--- Given entries ---

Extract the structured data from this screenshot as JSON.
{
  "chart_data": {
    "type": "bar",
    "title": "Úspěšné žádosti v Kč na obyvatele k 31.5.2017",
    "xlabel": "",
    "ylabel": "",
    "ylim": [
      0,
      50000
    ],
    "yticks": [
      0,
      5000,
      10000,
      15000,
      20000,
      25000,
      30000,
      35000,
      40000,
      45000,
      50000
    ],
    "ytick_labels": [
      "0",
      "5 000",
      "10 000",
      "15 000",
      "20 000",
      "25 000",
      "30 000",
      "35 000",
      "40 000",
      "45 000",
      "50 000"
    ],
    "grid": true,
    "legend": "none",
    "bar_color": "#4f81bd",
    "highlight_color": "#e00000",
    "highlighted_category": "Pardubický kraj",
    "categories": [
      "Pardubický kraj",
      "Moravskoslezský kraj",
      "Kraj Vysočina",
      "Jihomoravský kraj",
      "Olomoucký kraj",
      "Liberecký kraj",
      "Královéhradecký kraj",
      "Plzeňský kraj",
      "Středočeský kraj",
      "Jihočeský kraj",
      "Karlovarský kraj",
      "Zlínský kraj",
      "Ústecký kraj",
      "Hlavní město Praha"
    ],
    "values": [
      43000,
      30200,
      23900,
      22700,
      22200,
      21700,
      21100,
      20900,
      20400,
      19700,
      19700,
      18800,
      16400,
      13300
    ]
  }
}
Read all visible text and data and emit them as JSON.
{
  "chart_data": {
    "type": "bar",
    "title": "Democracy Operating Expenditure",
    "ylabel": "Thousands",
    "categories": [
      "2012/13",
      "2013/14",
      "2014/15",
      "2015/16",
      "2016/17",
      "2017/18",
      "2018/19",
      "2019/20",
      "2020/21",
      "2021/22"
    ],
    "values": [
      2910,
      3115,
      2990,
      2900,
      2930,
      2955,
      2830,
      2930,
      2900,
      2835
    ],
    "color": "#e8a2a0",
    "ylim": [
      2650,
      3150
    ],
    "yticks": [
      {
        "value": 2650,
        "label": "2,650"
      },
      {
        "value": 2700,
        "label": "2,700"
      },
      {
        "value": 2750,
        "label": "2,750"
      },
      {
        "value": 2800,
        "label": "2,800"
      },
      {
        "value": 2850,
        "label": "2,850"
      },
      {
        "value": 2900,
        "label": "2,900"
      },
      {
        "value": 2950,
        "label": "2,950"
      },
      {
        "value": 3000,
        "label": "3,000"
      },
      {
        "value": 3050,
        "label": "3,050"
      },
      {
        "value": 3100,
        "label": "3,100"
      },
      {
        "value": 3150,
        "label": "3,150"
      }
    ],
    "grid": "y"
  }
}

---

Reproduce each line of the material above precisely.

Task response
Extract the structured data from this screenshot as JSON.
{
  "chart_data": {
    "type": "bar",
    "title": "Úspěšné žádosti v Kč na obyvatele k 31.5.2017",
    "xlabel": "",
    "ylabel": "",
    "ylim": [
      0,
      50000
    ],
    "yticks": [
      0,
      5000,
      10000,
      15000,
      20000,
      25000,
      30000,
      35000,
      40000,
      45000,
      50000
    ],
    "ytick_labels": [
      "0",
      "5 000",
      "10 000",
      "15 000",
      "20 000",
      "25 000",
      "30 000",
      "35 000",
      "40 000",
      "45 000",
      "50 000"
    ],
    "grid": true,
    "legend": "none",
    "bar_color": "#4f81bd",
    "highlight_color": "#e00000",
    "highlighted_category": "Pardubický kraj",
    "categories": [
      "Pardubický kraj",
      "Moravskoslezský kraj",
      "Kraj Vysočina",
      "Jihomoravský kraj",
      "Olomoucký kraj",
      "Liberecký kraj",
      "Královéhradecký kraj",
      "Plzeňský kraj",
      "Středočeský kraj",
      "Jihočeský kraj",
      "Karlovarský kraj",
      "Zlínský kraj",
      "Ústecký kraj",
      "Hlavní město Praha"
    ],
    "values": [
      43000,
      30200,
      23900,
      22700,
      22200,
      21700,
      21100,
      20900,
      20400,
      19700,
      19700,
      18800,
      16400,
      13300
    ]
  }
}
Read all visible text and data and emit them as JSON.
{
  "chart_data": {
    "type": "bar",
    "title": "Democracy Operating Expenditure",
    "ylabel": "Thousands",
    "categories": [
      "2012/13",
      "2013/14",
      "2014/15",
      "2015/16",
      "2016/17",
      "2017/18",
      "2018/19",
      "2019/20",
      "2020/21",
      "2021/22"
    ],
    "values": [
      2910,
      3115,
      2990,
      2900,
      2930,
      2955,
      2830,
      2930,
      2900,
      2835
    ],
    "color": "#e8a2a0",
    "ylim": [
      2650,
      3150
    ],
    "yticks": [
      {
        "value": 2650,
        "label": "2,650"
      },
      {
        "value": 2700,
        "label": "2,700"
      },
      {
        "value": 2750,
        "label": "2,750"
      },
      {
        "value": 2800,
        "label": "2,800"
      },
      {
        "value": 2850,
        "label": "2,850"
      },
      {
        "value": 2900,
        "label": "2,900"
      },
      {
        "value": 2950,
        "label": "2,950"
      },
      {
        "value": 3000,
        "label": "3,000"
      },
      {
        "value": 3050,
        "label": "3,050"
      },
      {
        "value": 3100,
        "label": "3,100"
      },
      {
        "value": 3150,
        "label": "3,150"
      }
    ],
    "grid": "y"
  }
}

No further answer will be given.